Document:

◇ ◇ ◇ ◇

We can retain that the experiments involved in the validation activity should be considered before setting adequacy criteria on the model, and that setting accuracy and uncertainty at sub-model level may be posed as an optimisation problem.
4. Evaluating model discrepancy to experimental data¶
We now arrive at another central aspect of validation: determining the discrepancy between model and experiment, and more importantly which conclusion can be drawn for the risk assessment of model extrapolation error. Here the discrepancy includes model bias, but also considers model and experiment uncertainties, and also criteria of adequacy (possibly qualitative).
Discrepancy transform¶
It should be realised that a transformation is necessary when converting simulation outputs and experiment outputs to an error metric.
At a validation point, in the most general sense, a metric can be computed from the results, both for the simulations:
\(M_m[gm(x_{mod}, \theta)]\)
and the experiment:
\(M_s[gs(x_{con}, x_{unc})]\)
We deliberately do not directly consider a subtractive metric, as would be the well-known area metric. Indeed, the real space approach introduced by Romero1 recommends to keep the simulation and experiment result spaces separate. Also, the metrics \(M_m\) and \(M_s\) may not be the same functions, since the simulation result metric may include uncertainties and bias from source specific to the simulation (like mesh-discretization errors).

◇ ◇ ◇ ◇

Element and box listings:
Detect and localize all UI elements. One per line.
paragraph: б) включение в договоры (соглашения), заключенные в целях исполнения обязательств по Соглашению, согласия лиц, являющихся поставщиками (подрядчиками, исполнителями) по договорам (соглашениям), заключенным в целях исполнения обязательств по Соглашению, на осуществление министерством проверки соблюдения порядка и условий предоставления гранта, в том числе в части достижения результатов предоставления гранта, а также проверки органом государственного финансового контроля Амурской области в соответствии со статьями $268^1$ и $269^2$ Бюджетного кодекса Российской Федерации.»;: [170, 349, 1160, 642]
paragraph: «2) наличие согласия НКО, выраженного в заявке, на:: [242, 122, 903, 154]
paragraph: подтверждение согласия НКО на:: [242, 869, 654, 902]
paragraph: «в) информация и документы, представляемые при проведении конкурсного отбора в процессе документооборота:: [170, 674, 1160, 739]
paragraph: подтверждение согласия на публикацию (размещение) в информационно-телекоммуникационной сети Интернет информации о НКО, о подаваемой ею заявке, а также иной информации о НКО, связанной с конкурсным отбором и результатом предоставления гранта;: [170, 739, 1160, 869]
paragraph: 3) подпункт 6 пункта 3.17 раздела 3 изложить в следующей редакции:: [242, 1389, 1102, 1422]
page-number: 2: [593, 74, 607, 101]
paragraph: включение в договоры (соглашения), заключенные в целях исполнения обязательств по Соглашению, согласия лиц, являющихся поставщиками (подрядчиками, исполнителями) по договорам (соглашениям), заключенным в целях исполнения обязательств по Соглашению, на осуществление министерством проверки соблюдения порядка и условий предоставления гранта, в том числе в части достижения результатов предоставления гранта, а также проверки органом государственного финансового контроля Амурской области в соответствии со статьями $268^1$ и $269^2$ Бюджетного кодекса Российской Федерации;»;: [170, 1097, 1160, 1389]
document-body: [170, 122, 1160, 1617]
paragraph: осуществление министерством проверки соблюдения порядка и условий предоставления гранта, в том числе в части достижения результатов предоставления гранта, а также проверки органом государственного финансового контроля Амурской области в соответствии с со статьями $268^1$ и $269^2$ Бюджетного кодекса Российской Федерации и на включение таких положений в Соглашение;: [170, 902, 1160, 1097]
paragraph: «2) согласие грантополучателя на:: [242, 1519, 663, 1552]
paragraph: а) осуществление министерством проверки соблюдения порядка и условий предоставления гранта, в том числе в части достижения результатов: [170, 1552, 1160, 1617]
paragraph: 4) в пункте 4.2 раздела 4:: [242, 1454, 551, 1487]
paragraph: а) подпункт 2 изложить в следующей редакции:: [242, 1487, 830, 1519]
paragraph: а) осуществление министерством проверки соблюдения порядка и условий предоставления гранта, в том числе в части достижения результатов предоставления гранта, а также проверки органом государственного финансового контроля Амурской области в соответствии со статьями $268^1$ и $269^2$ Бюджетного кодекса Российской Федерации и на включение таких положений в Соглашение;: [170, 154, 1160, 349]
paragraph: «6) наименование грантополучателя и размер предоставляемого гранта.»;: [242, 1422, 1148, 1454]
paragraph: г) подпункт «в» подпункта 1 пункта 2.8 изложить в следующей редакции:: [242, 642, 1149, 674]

◇ ◇ ◇ ◇

Tasks for this exercise:
1. Answer these questions from the passage on model validation:
(a) Besides model bias, what does the discrepancy consider?
(b) What does the real space approach recommend about the simulation and experiment result spaces?
(c) What example is given of an error source specific to the simulation?
2. Count the rows that contain the string "редакции" and give only the number.

Responses to the tasks:
1.
(a) Model and experiment uncertainties, and criteria of adequacy (possibly qualitative).
(b) It recommends keeping them separate.
(c) Mesh-discretization errors.

2. 3